Give every line again exactly as it appears, please, but not the pictures.

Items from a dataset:
***

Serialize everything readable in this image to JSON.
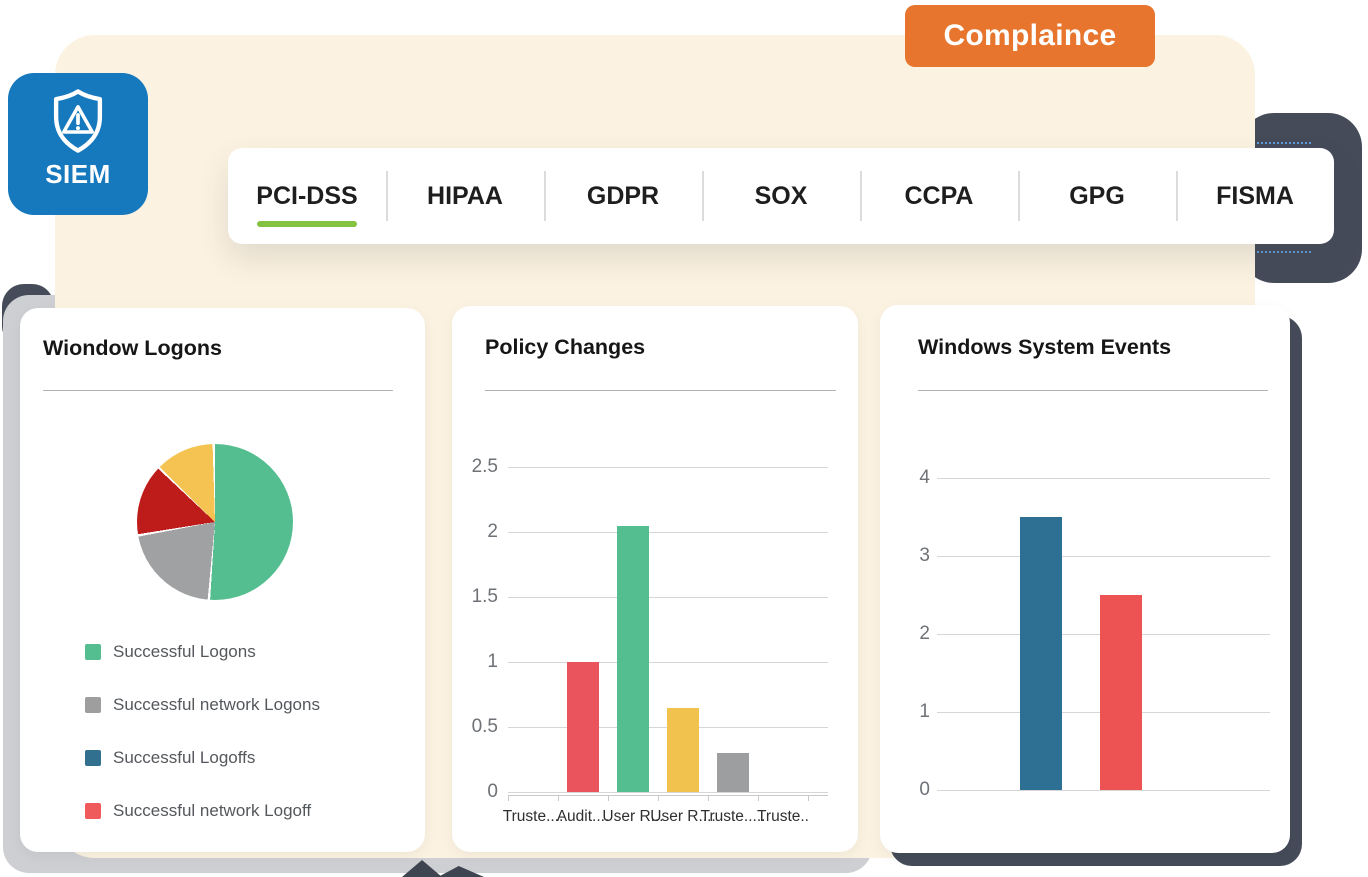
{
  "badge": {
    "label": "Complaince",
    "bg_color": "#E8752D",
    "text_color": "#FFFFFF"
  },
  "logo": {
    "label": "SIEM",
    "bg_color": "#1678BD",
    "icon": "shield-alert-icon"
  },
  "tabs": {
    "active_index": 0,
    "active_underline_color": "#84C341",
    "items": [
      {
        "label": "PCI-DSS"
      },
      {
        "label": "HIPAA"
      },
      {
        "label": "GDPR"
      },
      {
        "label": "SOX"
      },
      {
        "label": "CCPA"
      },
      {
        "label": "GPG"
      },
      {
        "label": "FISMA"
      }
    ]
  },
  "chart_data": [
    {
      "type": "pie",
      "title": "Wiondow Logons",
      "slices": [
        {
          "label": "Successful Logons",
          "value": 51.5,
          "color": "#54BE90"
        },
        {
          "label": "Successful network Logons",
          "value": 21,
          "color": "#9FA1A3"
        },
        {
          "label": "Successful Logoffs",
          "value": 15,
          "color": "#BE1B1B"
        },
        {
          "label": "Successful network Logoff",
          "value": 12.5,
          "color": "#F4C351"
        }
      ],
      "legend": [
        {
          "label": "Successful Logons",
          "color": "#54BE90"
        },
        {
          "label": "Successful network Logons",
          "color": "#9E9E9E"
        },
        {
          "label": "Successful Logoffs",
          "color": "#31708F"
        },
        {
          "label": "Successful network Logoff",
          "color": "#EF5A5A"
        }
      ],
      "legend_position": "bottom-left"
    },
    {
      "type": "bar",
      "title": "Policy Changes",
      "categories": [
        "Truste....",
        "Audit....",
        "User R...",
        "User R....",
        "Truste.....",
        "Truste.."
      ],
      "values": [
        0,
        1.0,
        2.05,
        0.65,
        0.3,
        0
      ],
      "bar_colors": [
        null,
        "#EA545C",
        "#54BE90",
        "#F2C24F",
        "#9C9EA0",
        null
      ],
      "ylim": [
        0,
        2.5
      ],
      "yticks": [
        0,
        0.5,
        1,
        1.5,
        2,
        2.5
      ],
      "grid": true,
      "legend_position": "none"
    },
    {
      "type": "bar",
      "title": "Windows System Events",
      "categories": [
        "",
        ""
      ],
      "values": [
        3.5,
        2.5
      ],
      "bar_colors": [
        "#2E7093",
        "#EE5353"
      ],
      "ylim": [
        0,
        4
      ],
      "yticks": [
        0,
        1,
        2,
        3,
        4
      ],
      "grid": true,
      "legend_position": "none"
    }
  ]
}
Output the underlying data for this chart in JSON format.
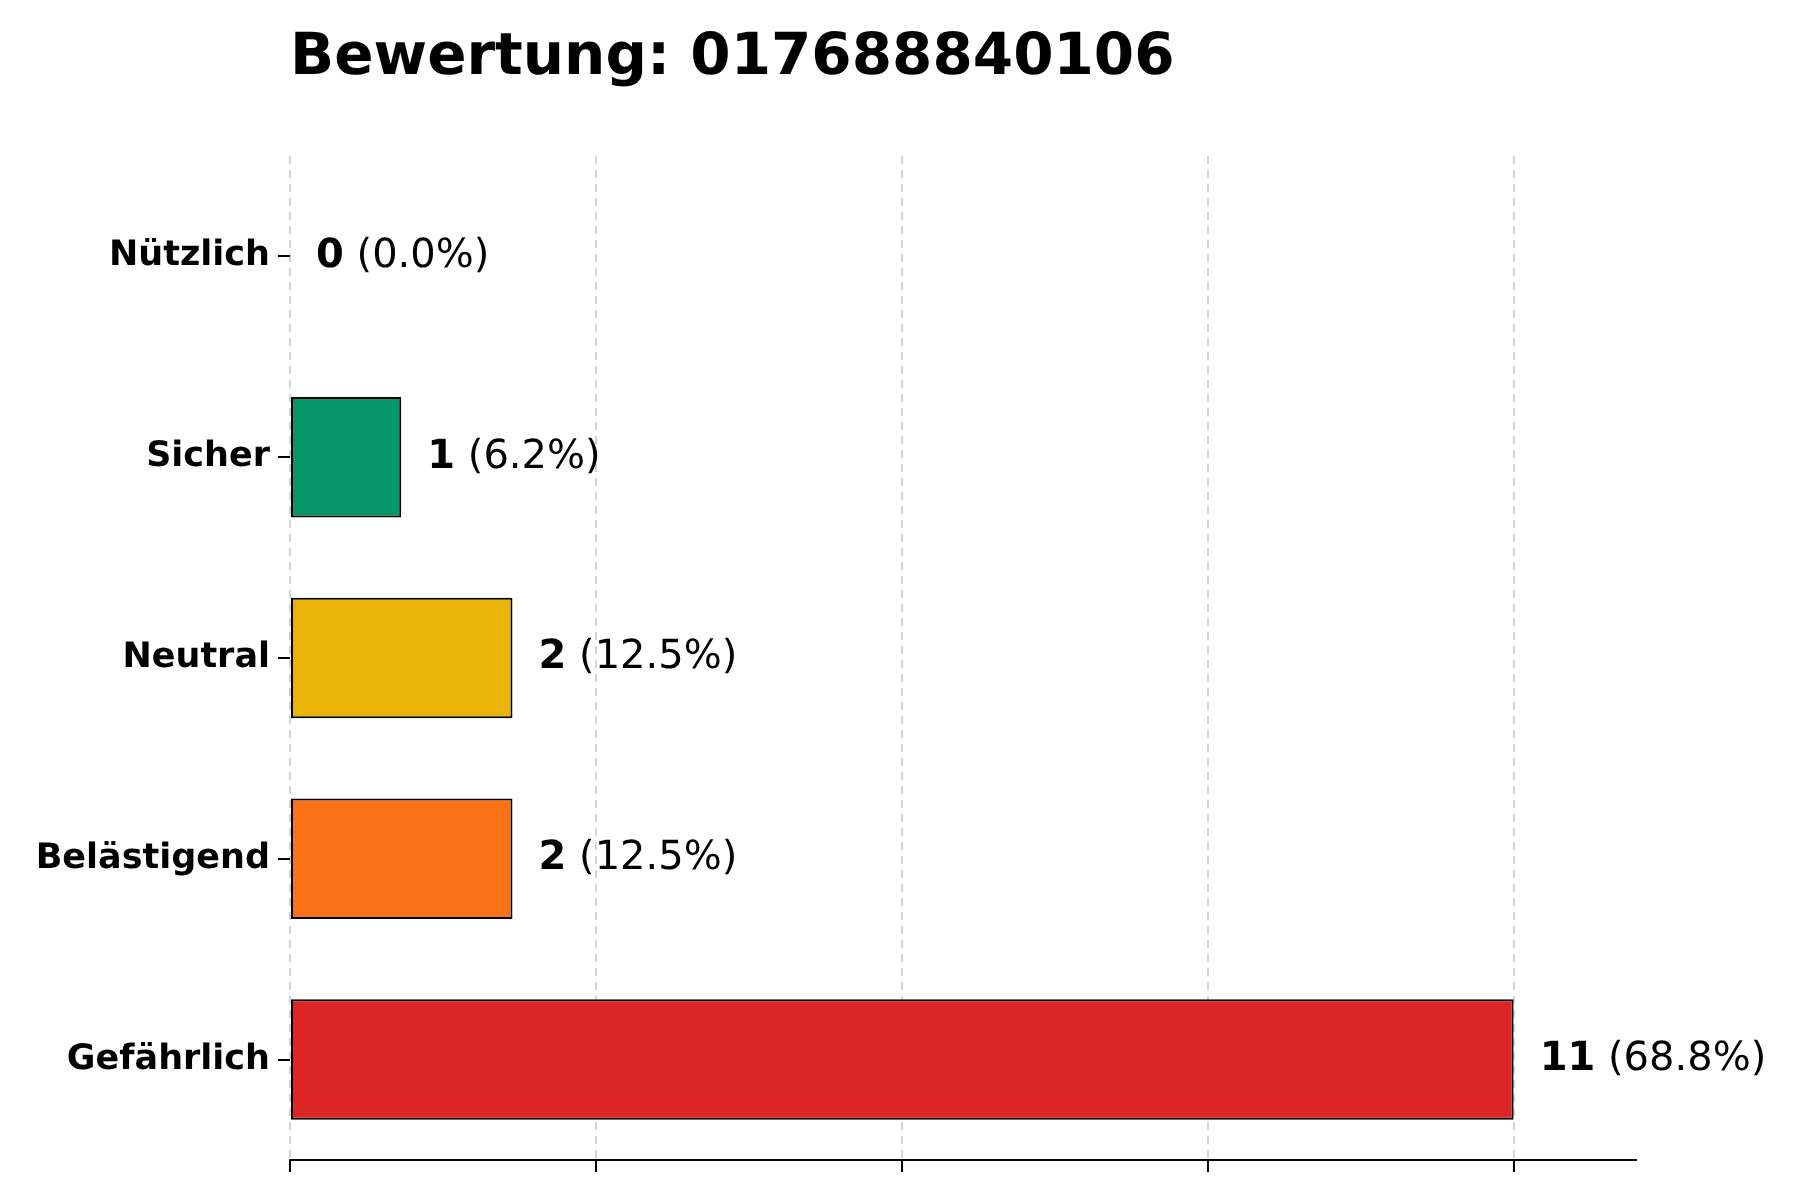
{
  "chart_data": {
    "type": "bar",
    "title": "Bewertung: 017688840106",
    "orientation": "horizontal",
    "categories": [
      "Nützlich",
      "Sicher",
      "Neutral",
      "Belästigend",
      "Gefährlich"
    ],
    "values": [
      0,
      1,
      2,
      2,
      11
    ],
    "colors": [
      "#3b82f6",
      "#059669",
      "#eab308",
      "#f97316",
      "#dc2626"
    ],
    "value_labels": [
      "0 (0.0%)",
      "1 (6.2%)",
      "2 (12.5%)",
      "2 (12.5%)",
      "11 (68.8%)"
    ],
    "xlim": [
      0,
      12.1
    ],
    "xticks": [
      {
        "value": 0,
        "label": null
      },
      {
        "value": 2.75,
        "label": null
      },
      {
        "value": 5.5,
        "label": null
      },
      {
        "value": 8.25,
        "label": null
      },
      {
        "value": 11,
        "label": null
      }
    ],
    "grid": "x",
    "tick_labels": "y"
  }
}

***

=== Task output ===
Serialize everything readable in this image to JSON.
{
  "badge": {
    "label": "Complaince",
    "bg_color": "#E8752D",
    "text_color": "#FFFFFF"
  },
  "logo": {
    "label": "SIEM",
    "bg_color": "#1678BD",
    "icon": "shield-alert-icon"
  },
  "tabs": {
    "active_index": 0,
    "active_underline_color": "#84C341",
    "items": [
      {
        "label": "PCI-DSS"
      },
      {
        "label": "HIPAA"
      },
      {
        "label": "GDPR"
      },
      {
        "label": "SOX"
      },
      {
        "label": "CCPA"
      },
      {
        "label": "GPG"
      },
      {
        "label": "FISMA"
      }
    ]
  },
  "chart_data": [
    {
      "type": "pie",
      "title": "Wiondow Logons",
      "slices": [
        {
          "label": "Successful Logons",
          "value": 51.5,
          "color": "#54BE90"
        },
        {
          "label": "Successful network Logons",
          "value": 21,
          "color": "#9FA1A3"
        },
        {
          "label": "Successful Logoffs",
          "value": 15,
          "color": "#BE1B1B"
        },
        {
          "label": "Successful network Logoff",
          "value": 12.5,
          "color": "#F4C351"
        }
      ],
      "legend": [
        {
          "label": "Successful Logons",
          "color": "#54BE90"
        },
        {
          "label": "Successful network Logons",
          "color": "#9E9E9E"
        },
        {
          "label": "Successful Logoffs",
          "color": "#31708F"
        },
        {
          "label": "Successful network Logoff",
          "color": "#EF5A5A"
        }
      ],
      "legend_position": "bottom-left"
    },
    {
      "type": "bar",
      "title": "Policy Changes",
      "categories": [
        "Truste....",
        "Audit....",
        "User R...",
        "User R....",
        "Truste.....",
        "Truste.."
      ],
      "values": [
        0,
        1.0,
        2.05,
        0.65,
        0.3,
        0
      ],
      "bar_colors": [
        null,
        "#EA545C",
        "#54BE90",
        "#F2C24F",
        "#9C9EA0",
        null
      ],
      "ylim": [
        0,
        2.5
      ],
      "yticks": [
        0,
        0.5,
        1,
        1.5,
        2,
        2.5
      ],
      "grid": true,
      "legend_position": "none"
    },
    {
      "type": "bar",
      "title": "Windows System Events",
      "categories": [
        "",
        ""
      ],
      "values": [
        3.5,
        2.5
      ],
      "bar_colors": [
        "#2E7093",
        "#EE5353"
      ],
      "ylim": [
        0,
        4
      ],
      "yticks": [
        0,
        1,
        2,
        3,
        4
      ],
      "grid": true,
      "legend_position": "none"
    }
  ]
}
Output the underlying data for this chart in JSON format.
{
  "chart_data": {
    "type": "bar",
    "title": "Bewertung: 017688840106",
    "orientation": "horizontal",
    "categories": [
      "Nützlich",
      "Sicher",
      "Neutral",
      "Belästigend",
      "Gefährlich"
    ],
    "values": [
      0,
      1,
      2,
      2,
      11
    ],
    "colors": [
      "#3b82f6",
      "#059669",
      "#eab308",
      "#f97316",
      "#dc2626"
    ],
    "value_labels": [
      "0 (0.0%)",
      "1 (6.2%)",
      "2 (12.5%)",
      "2 (12.5%)",
      "11 (68.8%)"
    ],
    "xlim": [
      0,
      12.1
    ],
    "xticks": [
      {
        "value": 0,
        "label": null
      },
      {
        "value": 2.75,
        "label": null
      },
      {
        "value": 5.5,
        "label": null
      },
      {
        "value": 8.25,
        "label": null
      },
      {
        "value": 11,
        "label": null
      }
    ],
    "grid": "x",
    "tick_labels": "y"
  }
}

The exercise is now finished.